>> Start

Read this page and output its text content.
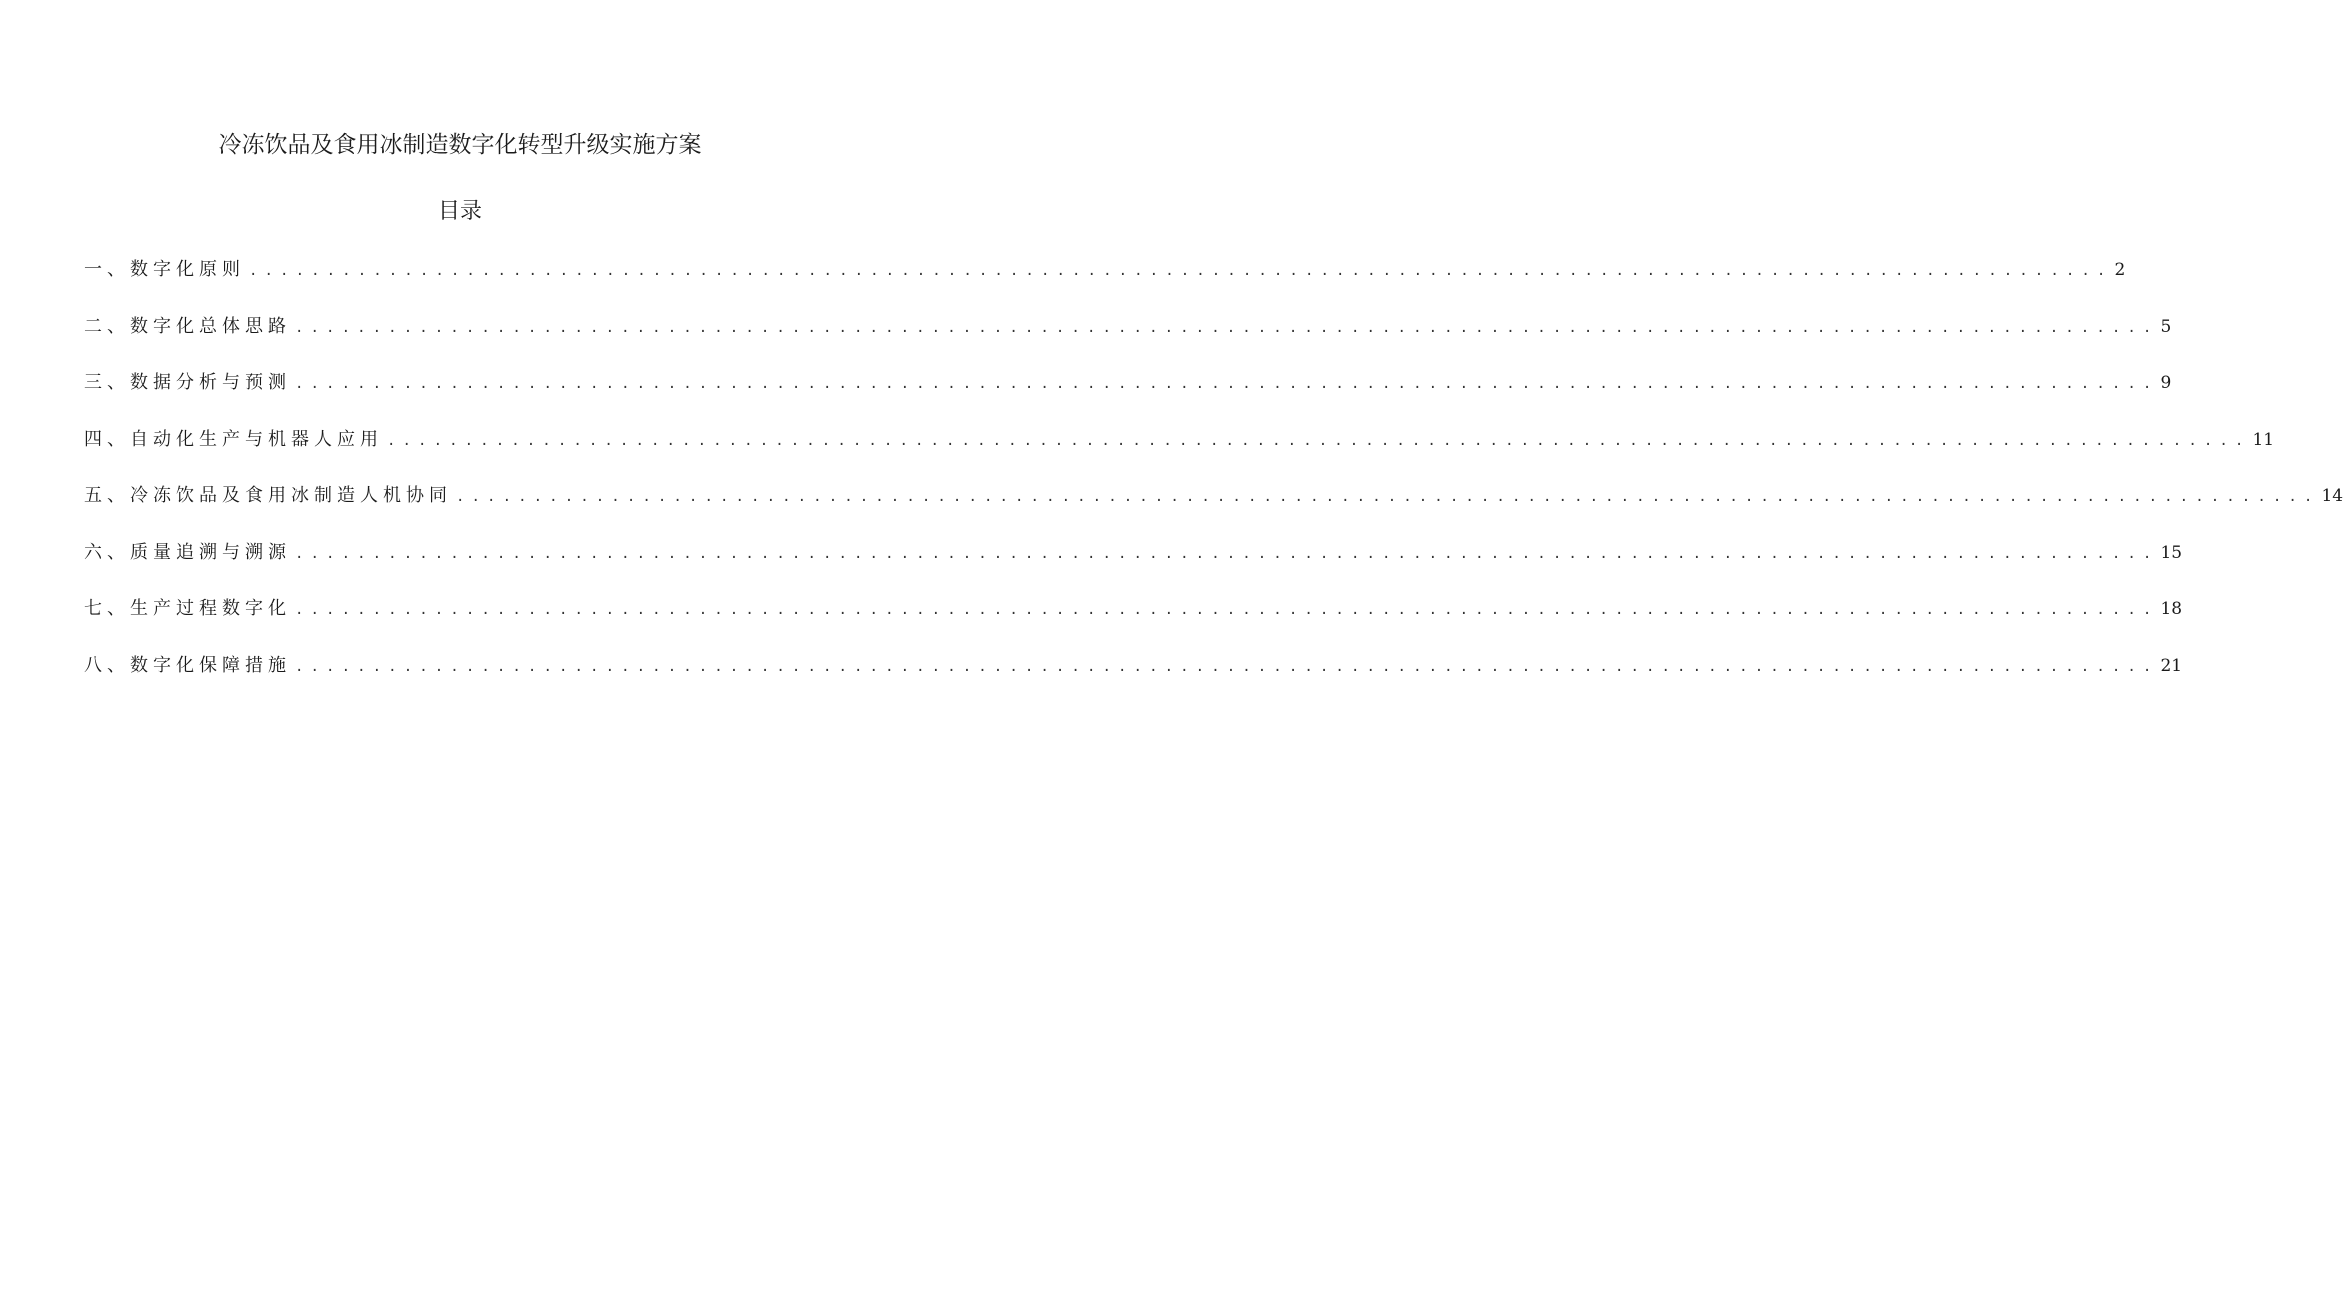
冷冻饮品及食用冰制造数字化转型升级实施方案
目录
一、数字化原则 ........................................................................................................................ 2
二、数字化总体思路 ........................................................................................................................ 5
三、数据分析与预测 ........................................................................................................................ 9
四、自动化生产与机器人应用 ........................................................................................................................ 11
五、冷冻饮品及食用冰制造人机协同 ........................................................................................................................ 14
六、质量追溯与溯源 ........................................................................................................................ 15
七、生产过程数字化 ........................................................................................................................ 18
八、数字化保障措施 ........................................................................................................................ 21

>> End

WRITTEN REQUEST
Using the data above, write out every line exactly, leaving the images behind.

TASK RESPONSE
Read this page and output its text content.
冷冻饮品及食用冰制造数字化转型升级实施方案
目录
一、数字化原则 ........................................................................................................................ 2
二、数字化总体思路 ........................................................................................................................ 5
三、数据分析与预测 ........................................................................................................................ 9
四、自动化生产与机器人应用 ........................................................................................................................ 11
五、冷冻饮品及食用冰制造人机协同 ........................................................................................................................ 14
六、质量追溯与溯源 ........................................................................................................................ 15
七、生产过程数字化 ........................................................................................................................ 18
八、数字化保障措施 ........................................................................................................................ 21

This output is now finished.